= Data rows =
^^^^
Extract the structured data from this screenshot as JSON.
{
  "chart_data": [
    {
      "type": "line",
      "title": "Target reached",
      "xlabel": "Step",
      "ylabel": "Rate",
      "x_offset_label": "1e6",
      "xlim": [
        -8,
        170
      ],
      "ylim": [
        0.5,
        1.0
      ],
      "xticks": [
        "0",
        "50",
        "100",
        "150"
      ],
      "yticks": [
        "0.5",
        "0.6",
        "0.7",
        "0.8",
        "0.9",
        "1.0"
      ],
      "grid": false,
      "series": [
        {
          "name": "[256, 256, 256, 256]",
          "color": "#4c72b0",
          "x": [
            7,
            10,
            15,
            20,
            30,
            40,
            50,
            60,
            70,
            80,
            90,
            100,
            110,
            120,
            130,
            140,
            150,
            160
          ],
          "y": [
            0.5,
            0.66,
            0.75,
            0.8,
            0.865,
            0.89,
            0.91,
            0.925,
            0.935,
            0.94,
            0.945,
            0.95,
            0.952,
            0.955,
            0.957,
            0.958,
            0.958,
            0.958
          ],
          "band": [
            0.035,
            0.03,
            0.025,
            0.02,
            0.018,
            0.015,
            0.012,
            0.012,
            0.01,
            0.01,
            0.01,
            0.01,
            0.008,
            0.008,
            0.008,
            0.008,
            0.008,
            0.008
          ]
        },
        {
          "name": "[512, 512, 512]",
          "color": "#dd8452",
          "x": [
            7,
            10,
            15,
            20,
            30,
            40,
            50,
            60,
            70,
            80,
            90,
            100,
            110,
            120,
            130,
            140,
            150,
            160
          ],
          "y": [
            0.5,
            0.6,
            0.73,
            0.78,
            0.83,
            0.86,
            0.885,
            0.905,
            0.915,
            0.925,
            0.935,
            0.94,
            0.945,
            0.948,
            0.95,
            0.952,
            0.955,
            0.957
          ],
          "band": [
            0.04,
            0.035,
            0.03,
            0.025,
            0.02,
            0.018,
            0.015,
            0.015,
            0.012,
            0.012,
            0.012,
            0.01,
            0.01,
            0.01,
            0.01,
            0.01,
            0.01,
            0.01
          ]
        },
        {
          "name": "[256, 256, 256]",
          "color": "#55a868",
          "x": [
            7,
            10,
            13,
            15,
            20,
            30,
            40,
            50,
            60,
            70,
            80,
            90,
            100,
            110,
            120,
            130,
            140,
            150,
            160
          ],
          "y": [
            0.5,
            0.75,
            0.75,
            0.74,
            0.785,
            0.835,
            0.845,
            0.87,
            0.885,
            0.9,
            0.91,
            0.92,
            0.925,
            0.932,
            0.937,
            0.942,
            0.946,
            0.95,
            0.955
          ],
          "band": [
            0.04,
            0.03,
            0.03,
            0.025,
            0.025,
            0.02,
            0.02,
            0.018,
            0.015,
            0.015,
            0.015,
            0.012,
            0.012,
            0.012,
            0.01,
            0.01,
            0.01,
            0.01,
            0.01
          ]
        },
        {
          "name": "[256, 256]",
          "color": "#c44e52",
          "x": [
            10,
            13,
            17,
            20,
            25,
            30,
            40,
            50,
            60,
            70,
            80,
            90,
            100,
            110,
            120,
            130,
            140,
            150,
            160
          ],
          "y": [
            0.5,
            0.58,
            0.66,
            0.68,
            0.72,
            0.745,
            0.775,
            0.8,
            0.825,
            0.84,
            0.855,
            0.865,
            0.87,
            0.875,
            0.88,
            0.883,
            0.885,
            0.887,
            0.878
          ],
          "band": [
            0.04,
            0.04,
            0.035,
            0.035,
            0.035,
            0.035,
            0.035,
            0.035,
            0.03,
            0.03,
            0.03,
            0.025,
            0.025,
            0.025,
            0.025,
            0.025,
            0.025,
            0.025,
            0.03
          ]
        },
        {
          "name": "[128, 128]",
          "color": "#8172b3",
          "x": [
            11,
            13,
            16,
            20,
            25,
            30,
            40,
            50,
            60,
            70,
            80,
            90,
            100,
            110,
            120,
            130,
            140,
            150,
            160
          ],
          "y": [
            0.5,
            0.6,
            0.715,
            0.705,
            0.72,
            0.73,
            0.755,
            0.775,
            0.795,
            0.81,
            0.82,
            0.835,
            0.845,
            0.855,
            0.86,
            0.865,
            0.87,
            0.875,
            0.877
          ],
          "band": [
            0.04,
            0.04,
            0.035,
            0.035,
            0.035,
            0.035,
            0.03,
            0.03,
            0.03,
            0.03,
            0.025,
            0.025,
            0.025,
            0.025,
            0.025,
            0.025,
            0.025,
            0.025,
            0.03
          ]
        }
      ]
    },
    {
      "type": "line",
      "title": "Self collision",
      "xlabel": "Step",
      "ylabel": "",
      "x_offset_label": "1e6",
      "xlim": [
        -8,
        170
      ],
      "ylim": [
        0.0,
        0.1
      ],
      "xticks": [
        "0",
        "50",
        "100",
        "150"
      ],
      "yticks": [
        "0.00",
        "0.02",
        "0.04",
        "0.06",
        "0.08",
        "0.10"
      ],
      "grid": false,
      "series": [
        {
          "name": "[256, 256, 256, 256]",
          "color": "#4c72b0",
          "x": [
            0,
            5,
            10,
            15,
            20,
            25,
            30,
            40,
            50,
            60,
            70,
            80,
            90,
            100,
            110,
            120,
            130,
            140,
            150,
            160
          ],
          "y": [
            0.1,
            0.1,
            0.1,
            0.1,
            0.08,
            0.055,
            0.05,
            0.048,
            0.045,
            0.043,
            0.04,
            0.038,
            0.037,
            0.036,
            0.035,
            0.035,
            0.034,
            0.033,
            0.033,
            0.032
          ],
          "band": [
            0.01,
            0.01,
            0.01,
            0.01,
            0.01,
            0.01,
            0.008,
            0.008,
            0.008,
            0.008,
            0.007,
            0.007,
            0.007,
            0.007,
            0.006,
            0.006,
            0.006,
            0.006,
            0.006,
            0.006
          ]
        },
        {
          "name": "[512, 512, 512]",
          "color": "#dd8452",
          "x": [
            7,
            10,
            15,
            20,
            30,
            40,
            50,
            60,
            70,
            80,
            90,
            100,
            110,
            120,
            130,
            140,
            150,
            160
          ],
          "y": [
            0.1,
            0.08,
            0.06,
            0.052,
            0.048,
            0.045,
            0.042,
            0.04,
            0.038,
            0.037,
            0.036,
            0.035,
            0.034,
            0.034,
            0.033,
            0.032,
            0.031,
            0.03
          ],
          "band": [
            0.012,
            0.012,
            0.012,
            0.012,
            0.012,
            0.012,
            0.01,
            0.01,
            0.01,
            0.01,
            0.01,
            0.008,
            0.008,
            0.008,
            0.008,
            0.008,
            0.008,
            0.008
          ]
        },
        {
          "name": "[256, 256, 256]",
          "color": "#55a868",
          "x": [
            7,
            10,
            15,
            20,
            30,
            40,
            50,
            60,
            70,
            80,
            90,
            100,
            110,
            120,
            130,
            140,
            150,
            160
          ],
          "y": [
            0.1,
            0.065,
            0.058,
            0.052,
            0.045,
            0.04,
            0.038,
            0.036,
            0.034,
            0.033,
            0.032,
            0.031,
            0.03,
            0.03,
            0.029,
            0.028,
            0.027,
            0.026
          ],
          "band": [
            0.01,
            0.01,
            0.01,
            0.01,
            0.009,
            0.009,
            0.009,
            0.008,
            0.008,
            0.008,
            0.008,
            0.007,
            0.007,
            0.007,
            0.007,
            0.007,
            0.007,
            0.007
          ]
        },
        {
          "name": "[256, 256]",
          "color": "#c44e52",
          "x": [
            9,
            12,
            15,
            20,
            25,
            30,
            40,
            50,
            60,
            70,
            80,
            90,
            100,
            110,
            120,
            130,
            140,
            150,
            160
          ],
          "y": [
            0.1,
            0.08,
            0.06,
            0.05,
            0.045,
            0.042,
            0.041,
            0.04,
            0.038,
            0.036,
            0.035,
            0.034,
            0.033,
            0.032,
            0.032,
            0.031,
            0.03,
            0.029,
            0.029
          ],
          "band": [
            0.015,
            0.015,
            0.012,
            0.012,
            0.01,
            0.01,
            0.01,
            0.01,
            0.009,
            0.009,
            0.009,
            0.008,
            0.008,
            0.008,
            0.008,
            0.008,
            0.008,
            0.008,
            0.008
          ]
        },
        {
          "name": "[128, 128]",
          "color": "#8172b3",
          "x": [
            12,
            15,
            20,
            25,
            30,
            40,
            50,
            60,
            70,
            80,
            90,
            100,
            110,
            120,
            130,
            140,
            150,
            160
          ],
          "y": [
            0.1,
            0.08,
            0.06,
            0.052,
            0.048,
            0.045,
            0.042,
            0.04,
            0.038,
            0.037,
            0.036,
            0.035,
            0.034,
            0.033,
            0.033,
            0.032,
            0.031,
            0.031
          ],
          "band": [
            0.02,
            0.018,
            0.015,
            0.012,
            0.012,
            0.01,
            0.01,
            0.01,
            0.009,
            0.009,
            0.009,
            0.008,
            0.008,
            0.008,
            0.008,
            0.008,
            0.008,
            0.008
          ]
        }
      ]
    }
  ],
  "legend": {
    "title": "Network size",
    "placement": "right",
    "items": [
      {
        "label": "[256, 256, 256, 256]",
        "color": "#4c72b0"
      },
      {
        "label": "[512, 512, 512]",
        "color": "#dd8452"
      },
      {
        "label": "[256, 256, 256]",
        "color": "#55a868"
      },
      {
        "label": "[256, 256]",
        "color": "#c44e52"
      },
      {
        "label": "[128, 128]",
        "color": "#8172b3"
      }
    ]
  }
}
^^^^
= Instructions to follow =
The lines to collect are those holding the string "title"; copy them all.

= Written reply =
      "title": "Target reached",
      "title": "Self collision",
    "title": "Network size",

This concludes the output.